◆ Your task
Copy every entry exactly as given, minus the images.
::: Material for this task
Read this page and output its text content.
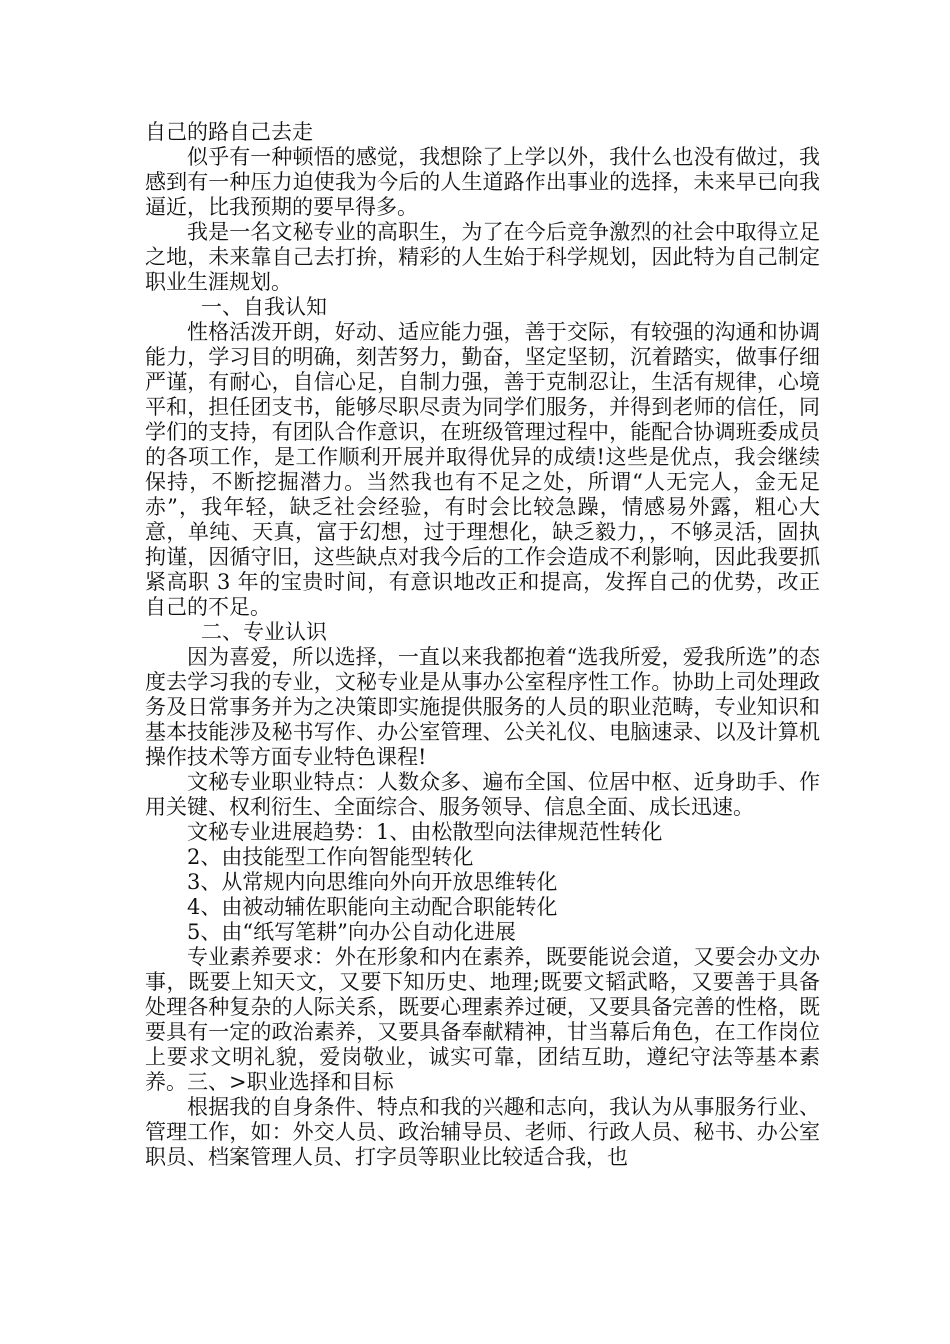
自己的路自己去走

似乎有一种顿悟的感觉，我想除了上学以外，我什么也没有做过，我感到有一种压力迫使我为今后的人生道路作出事业的选择，未来早已向我逼近，比我预期的要早得多。

我是一名文秘专业的高职生，为了在今后竞争激烈的社会中取得立足之地，未来靠自己去打拚，精彩的人生始于科学规划，因此特为自己制定职业生涯规划。

一、自我认知

性格活泼开朗，好动、适应能力强，善于交际，有较强的沟通和协调能力，学习目的明确，刻苦努力，勤奋，坚定坚韧，沉着踏实，做事仔细严谨，有耐心，自信心足，自制力强，善于克制忍让，生活有规律，心境平和，担任团支书，能够尽职尽责为同学们服务，并得到老师的信任，同学们的支持，有团队合作意识，在班级管理过程中，能配合协调班委成员的各项工作，是工作顺利开展并取得优异的成绩!这些是优点，我会继续保持，不断挖掘潜力。当然我也有不足之处，所谓“人无完人，金无足赤”，我年轻，缺乏社会经验，有时会比较急躁，情感易外露，粗心大意，单纯、天真，富于幻想，过于理想化，缺乏毅力，，不够灵活，固执拘谨，因循守旧，这些缺点对我今后的工作会造成不利影响，因此我要抓紧高职 3 年的宝贵时间，有意识地改正和提高，发挥自己的优势，改正自己的不足。

二、专业认识

因为喜爱，所以选择，一直以来我都抱着“选我所爱，爱我所选”的态度去学习我的专业，文秘专业是从事办公室程序性工作。协助上司处理政务及日常事务并为之决策即实施提供服务的人员的职业范畴，专业知识和基本技能涉及秘书写作、办公室管理、公关礼仪、电脑速录、以及计算机操作技术等方面专业特色课程!

文秘专业职业特点：人数众多、遍布全国、位居中枢、近身助手、作用关键、权利衍生、全面综合、服务领导、信息全面、成长迅速。

文秘专业进展趋势：1、由松散型向法律规范性转化

2、由技能型工作向智能型转化

3、从常规内向思维向外向开放思维转化

4、由被动辅佐职能向主动配合职能转化

5、由“纸写笔耕”向办公自动化进展

专业素养要求：外在形象和内在素养，既要能说会道，又要会办文办事，既要上知天文，又要下知历史、地理;既要文韬武略，又要善于具备处理各种复杂的人际关系，既要心理素养过硬，又要具备完善的性格，既要具有一定的政治素养，又要具备奉献精神，甘当幕后角色，在工作岗位上要求文明礼貌，爱岗敬业，诚实可靠，团结互助，遵纪守法等基本素养。三、>职业选择和目标

根据我的自身条件、特点和我的兴趣和志向，我认为从事服务行业、管理工作，如：外交人员、政治辅导员、老师、行政人员、秘书、办公室职员、档案管理人员、打字员等职业比较适合我，也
::::::
◆ Solved exercise
Read this page and output its text content.
自己的路自己去走

似乎有一种顿悟的感觉，我想除了上学以外，我什么也没有做过，我感到有一种压力迫使我为今后的人生道路作出事业的选择，未来早已向我逼近，比我预期的要早得多。

我是一名文秘专业的高职生，为了在今后竞争激烈的社会中取得立足之地，未来靠自己去打拚，精彩的人生始于科学规划，因此特为自己制定职业生涯规划。

一、自我认知

性格活泼开朗，好动、适应能力强，善于交际，有较强的沟通和协调能力，学习目的明确，刻苦努力，勤奋，坚定坚韧，沉着踏实，做事仔细严谨，有耐心，自信心足，自制力强，善于克制忍让，生活有规律，心境平和，担任团支书，能够尽职尽责为同学们服务，并得到老师的信任，同学们的支持，有团队合作意识，在班级管理过程中，能配合协调班委成员的各项工作，是工作顺利开展并取得优异的成绩!这些是优点，我会继续保持，不断挖掘潜力。当然我也有不足之处，所谓“人无完人，金无足赤”，我年轻，缺乏社会经验，有时会比较急躁，情感易外露，粗心大意，单纯、天真，富于幻想，过于理想化，缺乏毅力，，不够灵活，固执拘谨，因循守旧，这些缺点对我今后的工作会造成不利影响，因此我要抓紧高职 3 年的宝贵时间，有意识地改正和提高，发挥自己的优势，改正自己的不足。

二、专业认识

因为喜爱，所以选择，一直以来我都抱着“选我所爱，爱我所选”的态度去学习我的专业，文秘专业是从事办公室程序性工作。协助上司处理政务及日常事务并为之决策即实施提供服务的人员的职业范畴，专业知识和基本技能涉及秘书写作、办公室管理、公关礼仪、电脑速录、以及计算机操作技术等方面专业特色课程!

文秘专业职业特点：人数众多、遍布全国、位居中枢、近身助手、作用关键、权利衍生、全面综合、服务领导、信息全面、成长迅速。

文秘专业进展趋势：1、由松散型向法律规范性转化

2、由技能型工作向智能型转化

3、从常规内向思维向外向开放思维转化

4、由被动辅佐职能向主动配合职能转化

5、由“纸写笔耕”向办公自动化进展

专业素养要求：外在形象和内在素养，既要能说会道，又要会办文办事，既要上知天文，又要下知历史、地理;既要文韬武略，又要善于具备处理各种复杂的人际关系，既要心理素养过硬，又要具备完善的性格，既要具有一定的政治素养，又要具备奉献精神，甘当幕后角色，在工作岗位上要求文明礼貌，爱岗敬业，诚实可靠，团结互助，遵纪守法等基本素养。三、>职业选择和目标

根据我的自身条件、特点和我的兴趣和志向，我认为从事服务行业、管理工作，如：外交人员、政治辅导员、老师、行政人员、秘书、办公室职员、档案管理人员、打字员等职业比较适合我，也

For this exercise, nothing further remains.